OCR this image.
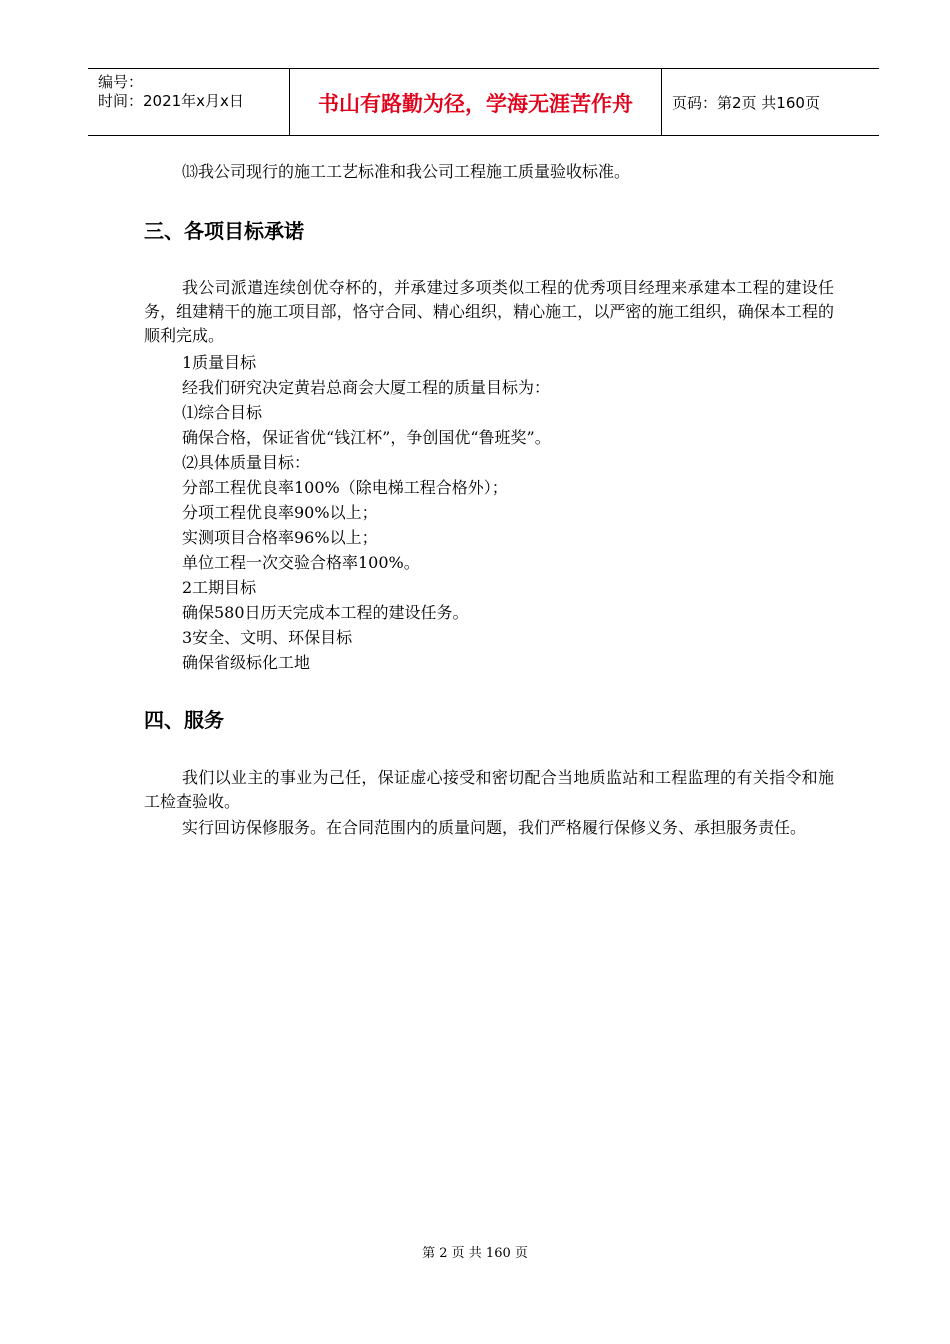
编号：
时间：2021年x月x日	书山有路勤为径，学海无涯苦作舟	页码：第2页 共160页
⒀我公司现行的施工工艺标准和我公司工程施工质量验收标准。
三、各项目标承诺
我公司派遣连续创优夺杯的，并承建过多项类似工程的优秀项目经理来承建本工程的建设任务，组建精干的施工项目部，恪守合同、精心组织，精心施工，以严密的施工组织，确保本工程的顺利完成。
1质量目标
经我们研究决定黄岩总商会大厦工程的质量目标为：
⑴综合目标
确保合格，保证省优“钱江杯”，争创国优“鲁班奖”。
⑵具体质量目标：
分部工程优良率100%（除电梯工程合格外）；
分项工程优良率90%以上；
实测项目合格率96%以上；
单位工程一次交验合格率100%。
2工期目标
确保580日历天完成本工程的建设任务。
3安全、文明、环保目标
确保省级标化工地
四、服务
我们以业主的事业为己任，保证虚心接受和密切配合当地质监站和工程监理的有关指令和施工检查验收。
实行回访保修服务。在合同范围内的质量问题，我们严格履行保修义务、承担服务责任。
第 2 页 共 160 页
○ ○ ○ ○ ○ ○ ○
Task requirements:
Leave out the pictures and transcribe the entries above exactly.

Output:
OCR this image.
编号：
时间：2021年x月x日	书山有路勤为径，学海无涯苦作舟	页码：第2页 共160页
⒀我公司现行的施工工艺标准和我公司工程施工质量验收标准。
三、各项目标承诺
我公司派遣连续创优夺杯的，并承建过多项类似工程的优秀项目经理来承建本工程的建设任务，组建精干的施工项目部，恪守合同、精心组织，精心施工，以严密的施工组织，确保本工程的顺利完成。
1质量目标
经我们研究决定黄岩总商会大厦工程的质量目标为：
⑴综合目标
确保合格，保证省优“钱江杯”，争创国优“鲁班奖”。
⑵具体质量目标：
分部工程优良率100%（除电梯工程合格外）；
分项工程优良率90%以上；
实测项目合格率96%以上；
单位工程一次交验合格率100%。
2工期目标
确保580日历天完成本工程的建设任务。
3安全、文明、环保目标
确保省级标化工地
四、服务
我们以业主的事业为己任，保证虚心接受和密切配合当地质监站和工程监理的有关指令和施工检查验收。
实行回访保修服务。在合同范围内的质量问题，我们严格履行保修义务、承担服务责任。
第 2 页 共 160 页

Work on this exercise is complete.